§ Instructions
• 1. Repeat the pigeon housing thread below between "Please be sure" and "their own member.", inclusive, swapping each "doves" for "ringnecks".
• 2. Answer these short questions about the pigeon housing thread below:
(a) What does FTS stand for?
(b) On which forum should the bird's band number be posted?
(c) What colors was the tippler that the guest lost?
• 3. Carry on the pigeon housing thread below, starting right after its last line.

§ Excerpt to read
+===+

# Temporary housing advice needed



## Aurora (Aug 9, 2003)

Greetings all. I have a stray that I need to house ASAP. Can anyone tell me if pigeons can be housed with ring necked doves? We have a banded bird that no one from the private society that the band identifies is claiming. I need to get this guy into suitable housing while his status with us is in limbo, but the nice flight area and hutch I have has a ring necked dove in it. Any advice would be much appreciated, Thanks, Ken


----------



## Skyeking (Jan 17, 2003)

Hi Ken,


Please be sure to post the birds band number on the bird rescue 911 forum.

Some people here do house their birds together with doves, but you have to be very careful when doing this. The ratio of doves to pigeon is good, but if this is an aggresive male pigeon he can do some damage to your doves, also doves can be menacing to pigeons too, from what I have heard, it quite depends on all personalities involved. If the doves are aggresive and the pigeon is a hen and subdued she may be beat up.


----------



## Aurora (Aug 9, 2003)

Thanks, I'll try to put them in together, but I'll stay right there until I'm sure whether it's a go or not. We have been in contact with the group leaders of the FTS (Flying Tippler Society), but they are unable to get in touch with who they "think" the bird might belong to, because of a lack of contact member info with their own member.


----------



## Skyeking (Jan 17, 2003)

Thanks for your response.

I would still not leave the birds alone together when you are not home for longer a time being, as there still could be a crisis during adjustment period, in which you may need to intervene asap. I definitely wouldn't leave to go to work without being absolutely certain they are adjusted and doing well together after 2 to 4 weeks trial.


----------



## Guest (May 26, 2007)

could you please post the band info here and where you are abouts in nj as I just lost one of my tipplers yesterday .. I couldnt tell you the exact band numbers but it would have to be either a 05 yellow or 06 blue npa banded bird . the bird itself was black and white which flew out over my head from my breeding house and up up and away it went ..I was hoping it didnt fly off to far and had my eyes to the sky all day ,yet I saw nothing so far


----------



## Skyeking (Jan 17, 2003)

+===+

§ Data excerpt
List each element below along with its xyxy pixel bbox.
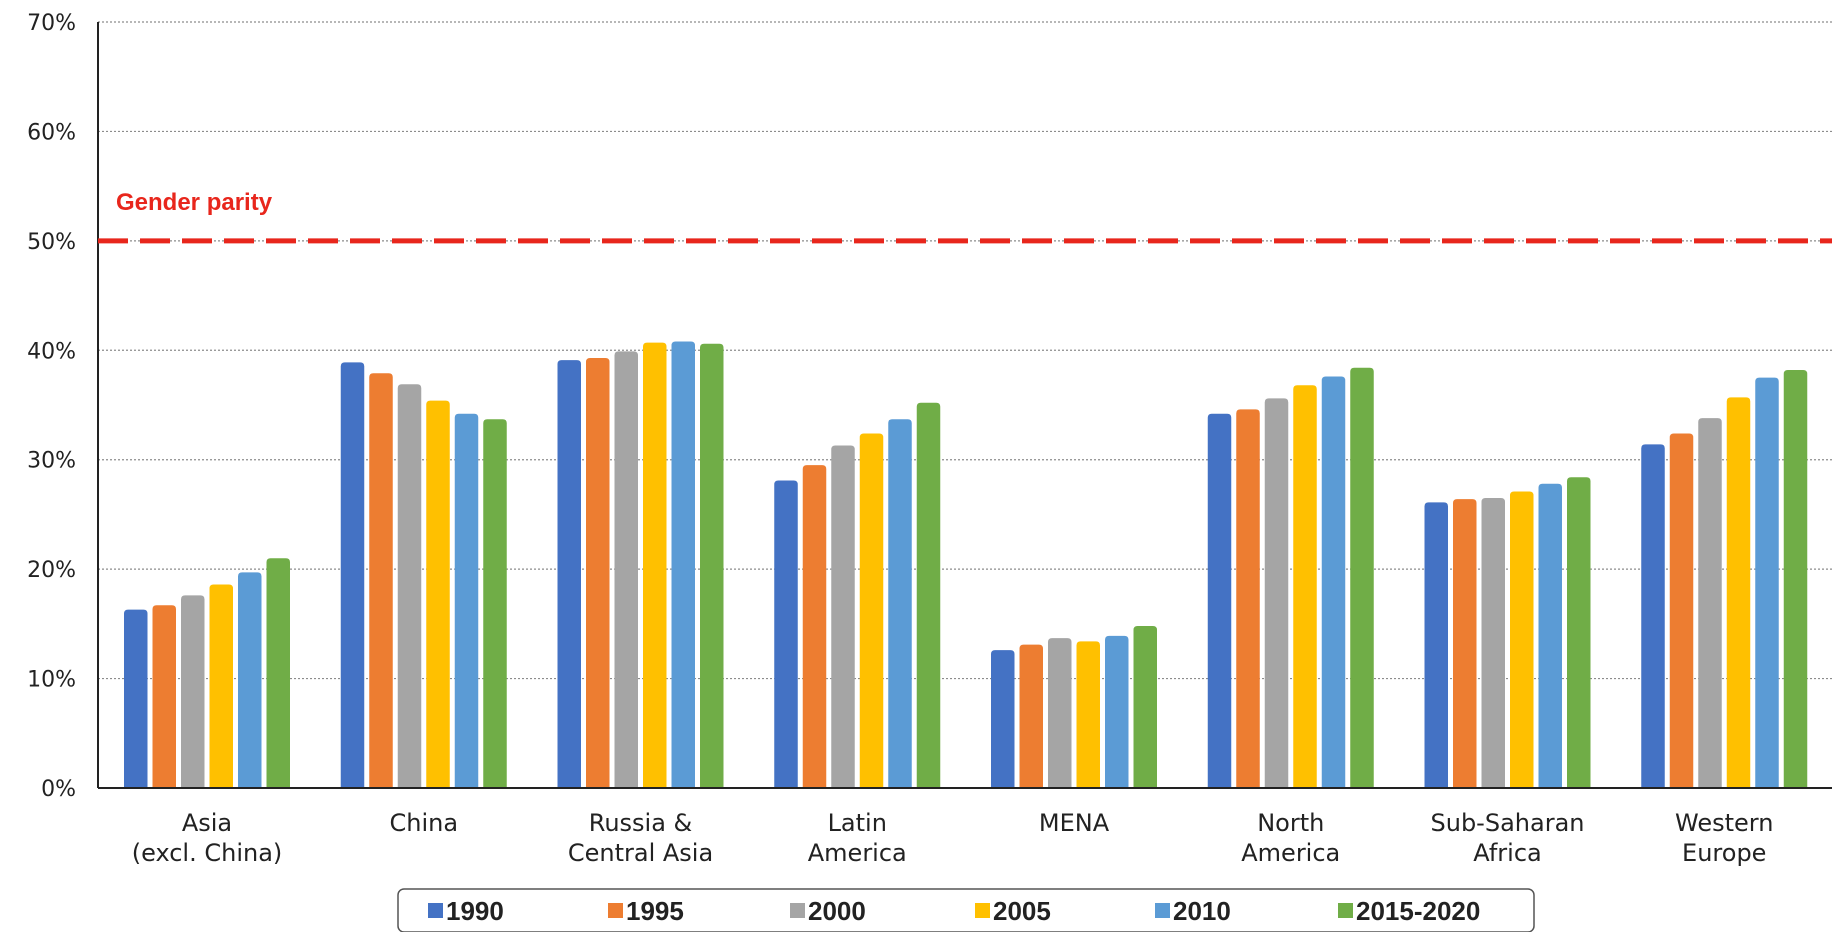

+===+

§ Results in order
• 1.
Please be sure to post the birds band number on the bird rescue 911 forum.

Some people here do house their birds together with ringnecks, but you have to be very careful when doing this. The ratio of ringnecks to pigeon is good, but if this is an aggresive male pigeon he can do some damage to your ringnecks, also ringnecks can be menacing to pigeons too, from what I have heard, it quite depends on all personalities involved. If the ringnecks are aggresive and the pigeon is a hen and subdued she may be beat up.


----------



## Aurora (Aug 9, 2003)

Thanks, I'll try to put them in together, but I'll stay right there until I'm sure whether it's a go or not. We have been in contact with the group leaders of the FTS (Flying Tippler Society), but they are unable to get in touch with who they "think" the bird might belong to, because of a lack of contact member info with their own member.

• 2.
(a) Flying Tippler Society
(b) The bird rescue 911 forum
(c) Black and white

• 3.
LokotaLoft said:


> could you please post the band info here and where you are abouts in nj as I just lost one of my tipplers yesterday .. I couldnt tell you the exact band numbers but it would have to be either a 05 yellow or 06 blue npa banded bird . the bird itself was black and white which flew out over my head from my breeding house and up up and away it went ..I was hoping it didnt fly off to far and had my eyes to the sky all day ,yet I saw nothing so far


WOW....I sure hope it's your bird, that would be wonderful.

But if not, perhaps you can offer the bird a home, if its home is not found.


----------



## Guest (May 26, 2007)

it would be wonderful if it were mine , would save me a ton of worry too.. guess we shall have to wait an see and go from there


----------



## Aurora (Aug 9, 2003)

We already posted the band #s on 911. The bird first appeared on the 21st, so it's not yours I'm afraid LL.
At the moment, I'm just counting on him taking up residence here. So far I've already had members of the FTS claiming it was there's when it wasn't, and the latest advice from one of them was to either stop feeding it, or put it down!!! Neither of which seems to be a viable option.

TG, no problem with keeping them separated. It's a large coop, with separate compartments, and the birds can be let into the flight area at different times. It would have been just much simpler to mingle them from the start.


----------



## Guest (May 26, 2007)

thankyou for the response and your right it cant be mine as hes only been missing since last evening.. they for the most part are very sweet birds and smaller then homers so dont think you would have a problem keeping it with your dove  they come in such a variety of colors too ..hope if you cant find its origial owner that you plan on keeping it so you too can see what lovely pets they make  welcome to the wonderful world of pigeons, they are very addictive with their cute personalitys


----------



## Aurora (Aug 9, 2003)

LL, nothing would have made me happier than being able to reunite this bird with it's owner. I've kept birds all my life, but have only had one pigeon, my beloved Lloyd. I'm hoping that yours comes home to you soon.


----------



## pdpbison (Mar 15, 2005)

Aurora said:


> We already posted the band #s on 911. The bird first appeared on the 21st, so it's not yours I'm afraid LL.
> At the moment, I'm just counting on him taking up residence here. So far I've already had members of the FTS claiming it was there's when it wasn't, and the latest advice from one of them was to either stop feeding it, or put it down!!! Neither of which seems to be a viable option.
> 
> TG, no problem with keeping them separated. It's a large coop, with separate compartments, and the birds can be let into the flight area at different times. It would have been just much simpler to mingle them from the start.


Hi Aurora,



Of course the concern with keeping Pigeons and small Doves in a crowded space, is that the Pigeons will worry or pester the Doves, or possibly hurt them.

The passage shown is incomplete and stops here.